What is required =>
In the comment thread below, what book does M Ivkovic suggest readers who still feel fearful should buy and read?

Source excerpt =>

9 Comments To "Six Reasons That Great Photos Alone Won’t Make You a Success"

#1 Comment By Glenn C. Riffey On August 12, 2010 @ 11:31 am

I would also add that digital photography has "dumbed down" the level of expectation of images that people will accept. They will say, "why should I pay that when I can do it myself? Or my wife's brother has a camera and he makes good images all the time and he'll do it for free."

People seem to think that with digital camera's everywhere anyone can take great pictures and it doesn't cost them much to do so. So the level of what really good photography is and the cost involved are not much of a consideration; you just point & click...

#2 Comment By M Ivkovic On August 12, 2010 @ 12:12 pm

Interesting points but I've got to say that maybe (and only maybe) this applies to stock library work, commercially I think if you believe this whole heartedly then you either need a good kick up the rear or you need to get a new career.
Sure we're in a changing market place, sure the goal posts are constantly moving, but this is a good thing to those who are willing to work with these changes as opposed to against them. Come on this is a photography 2.0 world, if you feel threatened by all the upstarts with their entry level gear and entry level work then you really need to give yourself a slap and up your game. There is HUGE demand for photography out there, sure it isn't easy, I'm not pretending that you aren't going to have to make some changes in your mindset but it's time to wake up and smell the coffee people, stop whining that we're all doomed by this and that. Remember when video spelled the death knell for all photography? hey look, still here!
I suggest those who still find themselves in a fearful position after reading this should buy and read Who Moved My Cheese? by Spencer Johnson.
Rather than spending your time worrying and moaning about these changes, spend your effort becoming a better artist AND business person.

Mark Ivkovic - bangphoto.co.uk

#3 Comment By Stanley Leary On August 12, 2010 @ 10:26 pm

This applies more to stock than to assignment work.

If you can and go give superior quality images you still can get paid better than most other photographers.

I think those who excel are more about the needs of the client and know how to listen. They listen until they understand and then they offer solutions for those problems the clients need solved.

Those who rise to to the top and get top billing in my opinion are those that supply solutions to their clients needs. For most artists/photographers they never succeed because it is difficult for them to make it about the client and not about them.

Most artist talk about their projects and their stories. Successful business folks talk about the projects where they helped provide a solution to a clients problem.

Information given =>
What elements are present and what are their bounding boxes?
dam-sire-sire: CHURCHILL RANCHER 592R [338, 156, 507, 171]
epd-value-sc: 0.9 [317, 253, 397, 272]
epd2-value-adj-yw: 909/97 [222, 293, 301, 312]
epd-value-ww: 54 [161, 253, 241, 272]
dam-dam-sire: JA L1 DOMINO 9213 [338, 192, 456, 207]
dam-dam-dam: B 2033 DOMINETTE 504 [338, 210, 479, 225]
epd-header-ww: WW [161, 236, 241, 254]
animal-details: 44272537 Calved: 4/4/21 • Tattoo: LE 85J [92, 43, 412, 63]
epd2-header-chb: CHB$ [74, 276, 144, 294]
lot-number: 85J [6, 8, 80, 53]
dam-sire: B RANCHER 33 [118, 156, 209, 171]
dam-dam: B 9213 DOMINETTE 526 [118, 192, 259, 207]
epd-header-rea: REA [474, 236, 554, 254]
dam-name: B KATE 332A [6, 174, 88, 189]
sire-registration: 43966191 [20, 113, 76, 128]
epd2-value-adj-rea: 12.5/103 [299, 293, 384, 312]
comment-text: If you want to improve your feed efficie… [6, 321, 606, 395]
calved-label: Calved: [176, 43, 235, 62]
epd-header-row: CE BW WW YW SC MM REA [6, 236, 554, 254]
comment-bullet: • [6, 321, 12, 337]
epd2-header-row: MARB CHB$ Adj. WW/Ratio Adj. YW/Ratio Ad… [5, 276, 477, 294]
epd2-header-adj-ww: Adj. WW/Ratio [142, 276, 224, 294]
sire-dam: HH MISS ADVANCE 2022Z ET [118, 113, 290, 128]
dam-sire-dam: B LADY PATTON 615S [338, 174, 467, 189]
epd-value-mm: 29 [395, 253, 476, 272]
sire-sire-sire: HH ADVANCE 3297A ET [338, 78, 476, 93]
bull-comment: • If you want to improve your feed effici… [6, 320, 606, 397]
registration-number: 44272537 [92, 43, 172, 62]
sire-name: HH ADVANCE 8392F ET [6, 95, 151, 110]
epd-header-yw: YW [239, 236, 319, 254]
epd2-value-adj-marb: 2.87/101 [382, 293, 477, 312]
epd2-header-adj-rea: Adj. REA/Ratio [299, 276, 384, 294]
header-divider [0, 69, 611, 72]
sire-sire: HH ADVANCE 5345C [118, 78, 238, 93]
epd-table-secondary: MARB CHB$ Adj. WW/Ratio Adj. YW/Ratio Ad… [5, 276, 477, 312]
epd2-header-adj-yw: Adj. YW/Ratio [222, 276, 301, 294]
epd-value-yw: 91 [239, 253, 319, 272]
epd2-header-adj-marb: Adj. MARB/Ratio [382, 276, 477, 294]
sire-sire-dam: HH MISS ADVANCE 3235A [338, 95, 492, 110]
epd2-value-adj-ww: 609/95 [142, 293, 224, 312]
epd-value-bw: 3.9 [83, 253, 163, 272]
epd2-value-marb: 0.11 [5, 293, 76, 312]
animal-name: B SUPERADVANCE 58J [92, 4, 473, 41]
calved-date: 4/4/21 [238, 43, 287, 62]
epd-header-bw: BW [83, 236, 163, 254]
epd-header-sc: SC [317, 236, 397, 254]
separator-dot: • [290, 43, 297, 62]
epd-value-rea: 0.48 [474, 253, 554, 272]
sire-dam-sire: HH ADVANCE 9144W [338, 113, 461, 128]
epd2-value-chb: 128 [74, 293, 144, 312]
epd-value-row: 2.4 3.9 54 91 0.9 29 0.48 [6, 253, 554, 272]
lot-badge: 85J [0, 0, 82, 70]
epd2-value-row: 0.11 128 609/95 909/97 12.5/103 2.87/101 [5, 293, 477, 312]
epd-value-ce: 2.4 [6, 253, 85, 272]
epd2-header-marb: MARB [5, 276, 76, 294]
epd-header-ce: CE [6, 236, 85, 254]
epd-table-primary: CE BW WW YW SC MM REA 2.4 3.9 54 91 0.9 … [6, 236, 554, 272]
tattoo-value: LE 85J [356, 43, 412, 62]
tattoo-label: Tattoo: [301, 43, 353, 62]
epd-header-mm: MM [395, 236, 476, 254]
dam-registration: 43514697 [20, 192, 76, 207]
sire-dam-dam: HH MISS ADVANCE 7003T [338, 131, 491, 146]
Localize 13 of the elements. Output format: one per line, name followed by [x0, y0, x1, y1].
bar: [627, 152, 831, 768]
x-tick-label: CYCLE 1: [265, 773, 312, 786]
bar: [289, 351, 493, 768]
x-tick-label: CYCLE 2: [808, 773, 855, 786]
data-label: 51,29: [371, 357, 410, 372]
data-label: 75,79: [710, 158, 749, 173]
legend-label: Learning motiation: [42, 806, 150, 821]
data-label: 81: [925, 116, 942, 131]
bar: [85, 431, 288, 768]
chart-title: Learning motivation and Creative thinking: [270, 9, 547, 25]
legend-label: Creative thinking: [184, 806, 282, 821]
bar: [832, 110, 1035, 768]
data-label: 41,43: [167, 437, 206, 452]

Output for this exercise =>
Who Moved My Cheese? by Spencer Johnson